_TASK STATEMENT_
Word for word, restate every line of the listing that follows.

_DATA LINES_
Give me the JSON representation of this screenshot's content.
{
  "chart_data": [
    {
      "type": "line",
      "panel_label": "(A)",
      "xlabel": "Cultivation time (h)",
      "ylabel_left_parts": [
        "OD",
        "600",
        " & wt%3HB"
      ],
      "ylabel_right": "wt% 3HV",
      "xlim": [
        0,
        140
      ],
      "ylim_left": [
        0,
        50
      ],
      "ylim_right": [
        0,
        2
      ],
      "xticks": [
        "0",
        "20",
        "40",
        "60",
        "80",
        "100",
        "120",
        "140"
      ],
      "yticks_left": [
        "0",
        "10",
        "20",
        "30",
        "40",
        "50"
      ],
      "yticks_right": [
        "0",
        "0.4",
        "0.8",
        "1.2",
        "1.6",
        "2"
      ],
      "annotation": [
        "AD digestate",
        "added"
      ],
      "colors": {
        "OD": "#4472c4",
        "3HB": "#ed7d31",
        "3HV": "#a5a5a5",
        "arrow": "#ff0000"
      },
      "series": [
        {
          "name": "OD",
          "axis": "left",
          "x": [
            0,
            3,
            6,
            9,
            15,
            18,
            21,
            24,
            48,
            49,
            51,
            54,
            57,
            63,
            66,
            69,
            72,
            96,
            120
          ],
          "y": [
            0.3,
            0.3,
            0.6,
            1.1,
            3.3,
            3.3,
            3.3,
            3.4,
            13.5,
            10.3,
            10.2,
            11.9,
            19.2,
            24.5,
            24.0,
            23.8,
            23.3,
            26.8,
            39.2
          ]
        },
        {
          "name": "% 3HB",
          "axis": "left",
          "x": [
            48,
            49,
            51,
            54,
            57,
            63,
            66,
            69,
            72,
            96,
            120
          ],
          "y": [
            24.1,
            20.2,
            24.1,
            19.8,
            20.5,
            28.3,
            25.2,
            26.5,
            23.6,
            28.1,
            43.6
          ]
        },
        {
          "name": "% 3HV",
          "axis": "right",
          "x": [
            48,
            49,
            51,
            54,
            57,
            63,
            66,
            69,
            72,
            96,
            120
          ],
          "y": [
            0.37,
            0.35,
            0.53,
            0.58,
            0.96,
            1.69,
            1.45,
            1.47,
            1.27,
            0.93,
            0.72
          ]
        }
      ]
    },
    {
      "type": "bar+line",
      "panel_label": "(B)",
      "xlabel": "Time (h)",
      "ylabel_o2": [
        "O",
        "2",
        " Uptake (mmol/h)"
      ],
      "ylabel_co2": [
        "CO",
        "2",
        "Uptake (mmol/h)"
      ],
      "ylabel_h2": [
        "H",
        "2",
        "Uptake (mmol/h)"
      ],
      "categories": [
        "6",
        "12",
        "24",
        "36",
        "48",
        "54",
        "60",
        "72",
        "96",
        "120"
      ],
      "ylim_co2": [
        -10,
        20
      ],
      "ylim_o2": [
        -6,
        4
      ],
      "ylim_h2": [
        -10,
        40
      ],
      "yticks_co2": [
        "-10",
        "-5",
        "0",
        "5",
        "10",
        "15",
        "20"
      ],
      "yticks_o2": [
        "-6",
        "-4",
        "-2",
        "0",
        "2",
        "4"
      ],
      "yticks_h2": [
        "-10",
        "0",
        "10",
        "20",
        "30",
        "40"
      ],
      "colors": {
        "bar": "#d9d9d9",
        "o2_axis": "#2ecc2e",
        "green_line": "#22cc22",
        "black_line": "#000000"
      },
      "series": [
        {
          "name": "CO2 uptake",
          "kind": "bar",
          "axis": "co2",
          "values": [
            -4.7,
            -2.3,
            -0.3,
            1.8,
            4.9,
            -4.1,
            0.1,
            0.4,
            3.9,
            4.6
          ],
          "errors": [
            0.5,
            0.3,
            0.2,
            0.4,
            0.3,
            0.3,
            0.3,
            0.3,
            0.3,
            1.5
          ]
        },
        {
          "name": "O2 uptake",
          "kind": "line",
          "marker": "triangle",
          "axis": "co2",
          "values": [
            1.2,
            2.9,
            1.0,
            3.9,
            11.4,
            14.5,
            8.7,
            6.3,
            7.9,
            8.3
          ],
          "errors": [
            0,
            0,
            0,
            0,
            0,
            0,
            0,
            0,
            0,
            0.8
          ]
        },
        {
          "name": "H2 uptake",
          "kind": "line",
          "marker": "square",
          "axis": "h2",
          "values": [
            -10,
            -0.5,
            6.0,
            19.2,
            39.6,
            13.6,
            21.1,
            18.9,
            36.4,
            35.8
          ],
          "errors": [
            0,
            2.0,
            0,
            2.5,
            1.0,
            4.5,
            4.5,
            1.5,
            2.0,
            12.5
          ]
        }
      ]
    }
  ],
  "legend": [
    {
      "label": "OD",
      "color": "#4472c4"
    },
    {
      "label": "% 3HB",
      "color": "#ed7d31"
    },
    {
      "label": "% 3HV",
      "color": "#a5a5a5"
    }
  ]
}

_TASK SOLUTION_
Give me the JSON representation of this screenshot's content.
{
  "chart_data": [
    {
      "type": "line",
      "panel_label": "(A)",
      "xlabel": "Cultivation time (h)",
      "ylabel_left_parts": [
        "OD",
        "600",
        " & wt%3HB"
      ],
      "ylabel_right": "wt% 3HV",
      "xlim": [
        0,
        140
      ],
      "ylim_left": [
        0,
        50
      ],
      "ylim_right": [
        0,
        2
      ],
      "xticks": [
        "0",
        "20",
        "40",
        "60",
        "80",
        "100",
        "120",
        "140"
      ],
      "yticks_left": [
        "0",
        "10",
        "20",
        "30",
        "40",
        "50"
      ],
      "yticks_right": [
        "0",
        "0.4",
        "0.8",
        "1.2",
        "1.6",
        "2"
      ],
      "annotation": [
        "AD digestate",
        "added"
      ],
      "colors": {
        "OD": "#4472c4",
        "3HB": "#ed7d31",
        "3HV": "#a5a5a5",
        "arrow": "#ff0000"
      },
      "series": [
        {
          "name": "OD",
          "axis": "left",
          "x": [
            0,
            3,
            6,
            9,
            15,
            18,
            21,
            24,
            48,
            49,
            51,
            54,
            57,
            63,
            66,
            69,
            72,
            96,
            120
          ],
          "y": [
            0.3,
            0.3,
            0.6,
            1.1,
            3.3,
            3.3,
            3.3,
            3.4,
            13.5,
            10.3,
            10.2,
            11.9,
            19.2,
            24.5,
            24.0,
            23.8,
            23.3,
            26.8,
            39.2
          ]
        },
        {
          "name": "% 3HB",
          "axis": "left",
          "x": [
            48,
            49,
            51,
            54,
            57,
            63,
            66,
            69,
            72,
            96,
            120
          ],
          "y": [
            24.1,
            20.2,
            24.1,
            19.8,
            20.5,
            28.3,
            25.2,
            26.5,
            23.6,
            28.1,
            43.6
          ]
        },
        {
          "name": "% 3HV",
          "axis": "right",
          "x": [
            48,
            49,
            51,
            54,
            57,
            63,
            66,
            69,
            72,
            96,
            120
          ],
          "y": [
            0.37,
            0.35,
            0.53,
            0.58,
            0.96,
            1.69,
            1.45,
            1.47,
            1.27,
            0.93,
            0.72
          ]
        }
      ]
    },
    {
      "type": "bar+line",
      "panel_label": "(B)",
      "xlabel": "Time (h)",
      "ylabel_o2": [
        "O",
        "2",
        " Uptake (mmol/h)"
      ],
      "ylabel_co2": [
        "CO",
        "2",
        "Uptake (mmol/h)"
      ],
      "ylabel_h2": [
        "H",
        "2",
        "Uptake (mmol/h)"
      ],
      "categories": [
        "6",
        "12",
        "24",
        "36",
        "48",
        "54",
        "60",
        "72",
        "96",
        "120"
      ],
      "ylim_co2": [
        -10,
        20
      ],
      "ylim_o2": [
        -6,
        4
      ],
      "ylim_h2": [
        -10,
        40
      ],
      "yticks_co2": [
        "-10",
        "-5",
        "0",
        "5",
        "10",
        "15",
        "20"
      ],
      "yticks_o2": [
        "-6",
        "-4",
        "-2",
        "0",
        "2",
        "4"
      ],
      "yticks_h2": [
        "-10",
        "0",
        "10",
        "20",
        "30",
        "40"
      ],
      "colors": {
        "bar": "#d9d9d9",
        "o2_axis": "#2ecc2e",
        "green_line": "#22cc22",
        "black_line": "#000000"
      },
      "series": [
        {
          "name": "CO2 uptake",
          "kind": "bar",
          "axis": "co2",
          "values": [
            -4.7,
            -2.3,
            -0.3,
            1.8,
            4.9,
            -4.1,
            0.1,
            0.4,
            3.9,
            4.6
          ],
          "errors": [
            0.5,
            0.3,
            0.2,
            0.4,
            0.3,
            0.3,
            0.3,
            0.3,
            0.3,
            1.5
          ]
        },
        {
          "name": "O2 uptake",
          "kind": "line",
          "marker": "triangle",
          "axis": "co2",
          "values": [
            1.2,
            2.9,
            1.0,
            3.9,
            11.4,
            14.5,
            8.7,
            6.3,
            7.9,
            8.3
          ],
          "errors": [
            0,
            0,
            0,
            0,
            0,
            0,
            0,
            0,
            0,
            0.8
          ]
        },
        {
          "name": "H2 uptake",
          "kind": "line",
          "marker": "square",
          "axis": "h2",
          "values": [
            -10,
            -0.5,
            6.0,
            19.2,
            39.6,
            13.6,
            21.1,
            18.9,
            36.4,
            35.8
          ],
          "errors": [
            0,
            2.0,
            0,
            2.5,
            1.0,
            4.5,
            4.5,
            1.5,
            2.0,
            12.5
          ]
        }
      ]
    }
  ],
  "legend": [
    {
      "label": "OD",
      "color": "#4472c4"
    },
    {
      "label": "% 3HB",
      "color": "#ed7d31"
    },
    {
      "label": "% 3HV",
      "color": "#a5a5a5"
    }
  ]
}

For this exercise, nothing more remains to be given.